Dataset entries
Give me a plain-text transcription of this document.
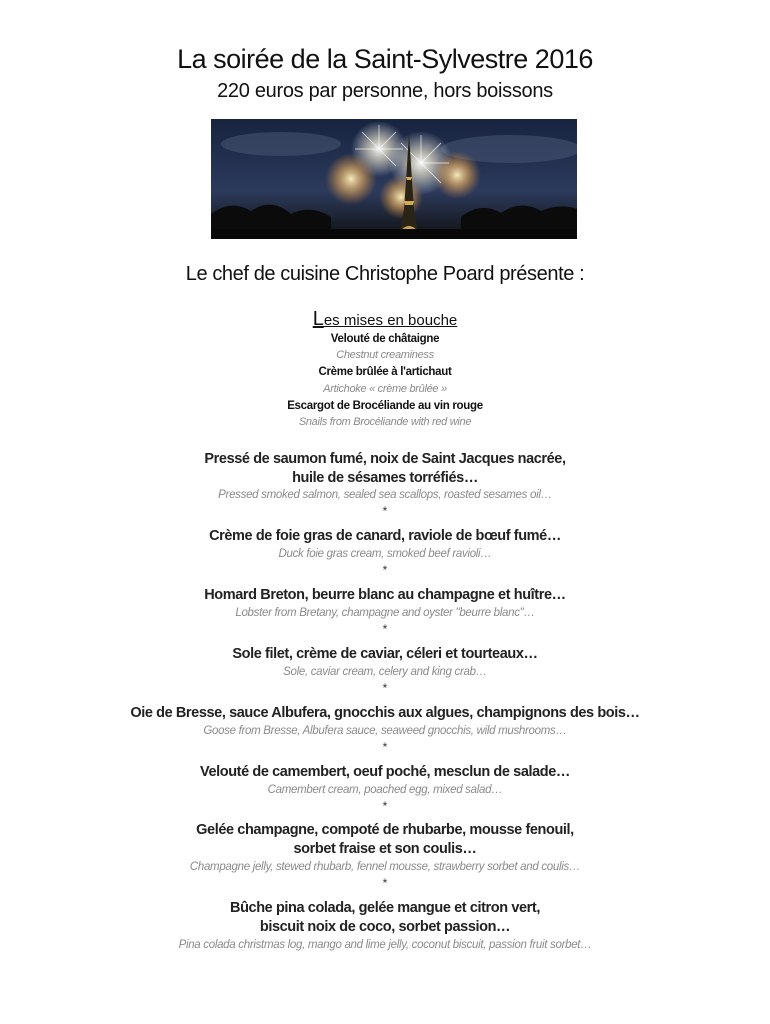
La soirée de la Saint-Sylvestre 2016
220 euros par personne, hors boissons
Le chef de cuisine Christophe Poard présente :
Les mises en bouche
Velouté de châtaigne
Chestnut creaminess
Crème brûlée à l'artichaut
Artichoke « crème brûlée »
Escargot de Brocéliande au vin rouge
Snails from Brocéliande with red wine
Pressé de saumon fumé, noix de Saint Jacques nacrée,
huile de sésames torréfiés…
Pressed smoked salmon, sealed sea scallops, roasted sesames oil…
*
Crème de foie gras de canard, raviole de bœuf fumé…
Duck foie gras cream, smoked beef ravioli…
*
Homard Breton, beurre blanc au champagne et huître…
Lobster from Bretany, champagne and oyster "beurre blanc"…
*
Sole filet, crème de caviar, céleri et tourteaux…
Sole, caviar cream, celery and king crab…
*
Oie de Bresse, sauce Albufera, gnocchis aux algues, champignons des bois…
Goose from Bresse, Albufera sauce, seaweed gnocchis, wild mushrooms…
*
Velouté de camembert, oeuf poché, mesclun de salade…
Camembert cream, poached egg, mixed salad…
*
Gelée champagne, compoté de rhubarbe, mousse fenouil,
sorbet fraise et son coulis…
Champagne jelly, stewed rhubarb, fennel mousse, strawberry sorbet and coulis…
*
Bûche pina colada, gelée mangue et citron vert,
biscuit noix de coco, sorbet passion…
Pina colada christmas log, mango and lime jelly, coconut biscuit, passion fruit sorbet…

WRITTEN TASK —
Strip out the images, then output the records above word for word.

COMPLETE OUTPUT —
Give me a plain-text transcription of this document.
La soirée de la Saint-Sylvestre 2016
220 euros par personne, hors boissons
Le chef de cuisine Christophe Poard présente :
Les mises en bouche
Velouté de châtaigne
Chestnut creaminess
Crème brûlée à l'artichaut
Artichoke « crème brûlée »
Escargot de Brocéliande au vin rouge
Snails from Brocéliande with red wine
Pressé de saumon fumé, noix de Saint Jacques nacrée,
huile de sésames torréfiés…
Pressed smoked salmon, sealed sea scallops, roasted sesames oil…
*
Crème de foie gras de canard, raviole de bœuf fumé…
Duck foie gras cream, smoked beef ravioli…
*
Homard Breton, beurre blanc au champagne et huître…
Lobster from Bretany, champagne and oyster "beurre blanc"…
*
Sole filet, crème de caviar, céleri et tourteaux…
Sole, caviar cream, celery and king crab…
*
Oie de Bresse, sauce Albufera, gnocchis aux algues, champignons des bois…
Goose from Bresse, Albufera sauce, seaweed gnocchis, wild mushrooms…
*
Velouté de camembert, oeuf poché, mesclun de salade…
Camembert cream, poached egg, mixed salad…
*
Gelée champagne, compoté de rhubarbe, mousse fenouil,
sorbet fraise et son coulis…
Champagne jelly, stewed rhubarb, fennel mousse, strawberry sorbet and coulis…
*
Bûche pina colada, gelée mangue et citron vert,
biscuit noix de coco, sorbet passion…
Pina colada christmas log, mango and lime jelly, coconut biscuit, passion fruit sorbet…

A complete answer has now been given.